Collect the lines of the entries where "text" shows up.

■ **Available records**
⁂
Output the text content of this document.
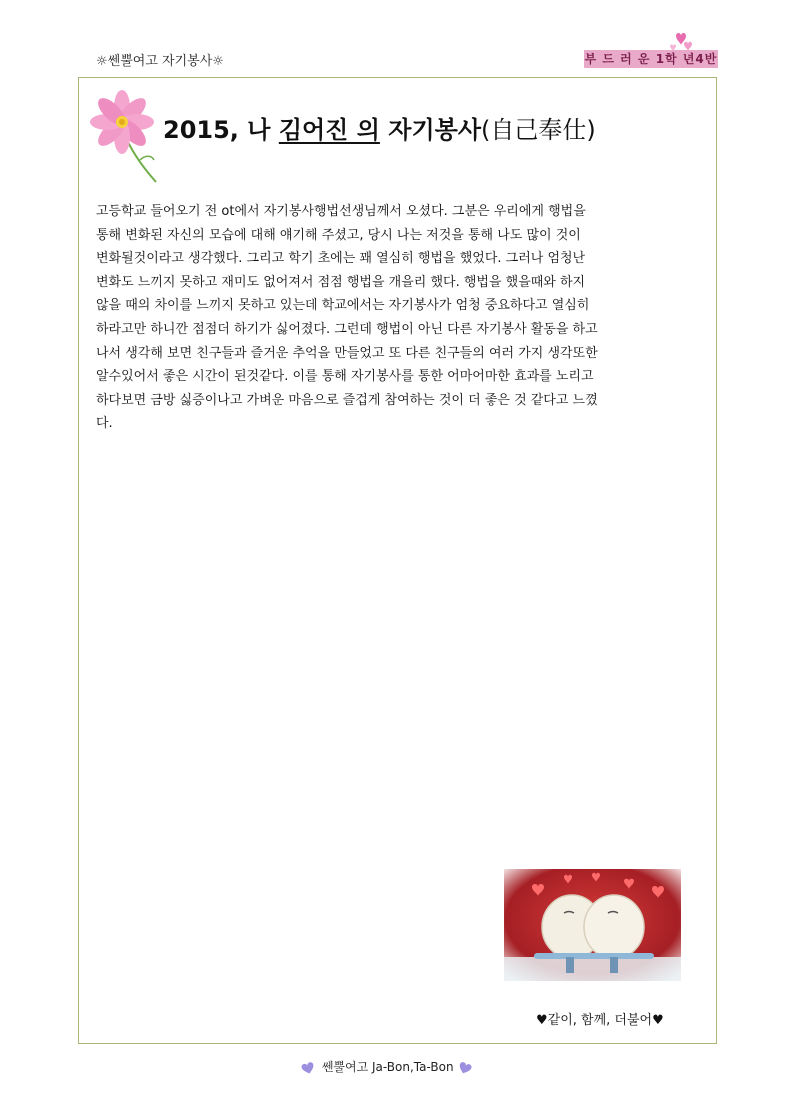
☼쎈뿔여고 자기봉사☼	부 드 러 운 1학 년4반
2015, 나 김어진 의 자기봉사(自己奉仕)
고등학교 들어오기 전 ot에서 자기봉사행법선생님께서 오셨다. 그분은 우리에게 행법을
통해 변화된 자신의 모습에 대해 얘기해 주셨고, 당시 나는 저것을 통해 나도 많이 것이
변화될것이라고 생각했다. 그리고 학기 초에는 꽤 열심히 행법을 했었다. 그러나 엄청난
변화도 느끼지 못하고 재미도 없어져서 점점 행법을 개을리 했다. 행법을 했을때와 하지
않을 때의 차이를 느끼지 못하고 있는데 학교에서는 자기봉사가 엄청 중요하다고 열심히
하라고만 하니깐 점점더 하기가 싫어졌다. 그런데 행법이 아닌 다른 자기봉사 활동을 하고
나서 생각해 보면 친구들과 즐거운 추억을 만들었고 또 다른 친구들의 여러 가지 생각또한
알수있어서 좋은 시간이 된것같다. 이를 통해 자기봉사를 통한 어마어마한 효과를 노리고
하다보면 금방 싫증이나고 가벼운 마음으로 즐겁게 참여하는 것이 더 좋은 것 같다고 느꼈
다.
♥같이, 함께, 더불어♥
쎈뿔여고 Ja-Bon,Ta-Bon
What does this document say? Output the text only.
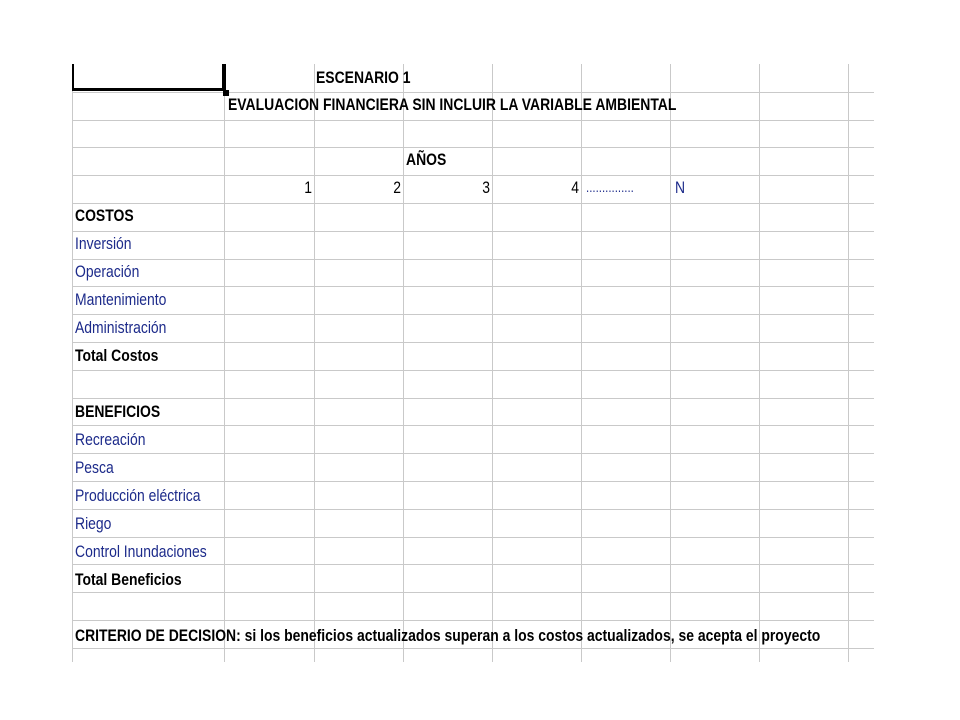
ESCENARIO 1
EVALUACION FINANCIERA SIN INCLUIR LA VARIABLE AMBIENTAL
AÑOS
1	2	3	4 ............... N
COSTOS
Inversión
Operación
Mantenimiento
Administración
Total Costos
BENEFICIOS
Recreación
Pesca
Producción eléctrica
Riego
Control Inundaciones
Total Beneficios
CRITERIO DE DECISION: si los beneficios actualizados superan a los costos actualizados, se acepta el proyecto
⁂
■ **Expected answer**
Output the text content of this document.
What does this document say? Output the text only.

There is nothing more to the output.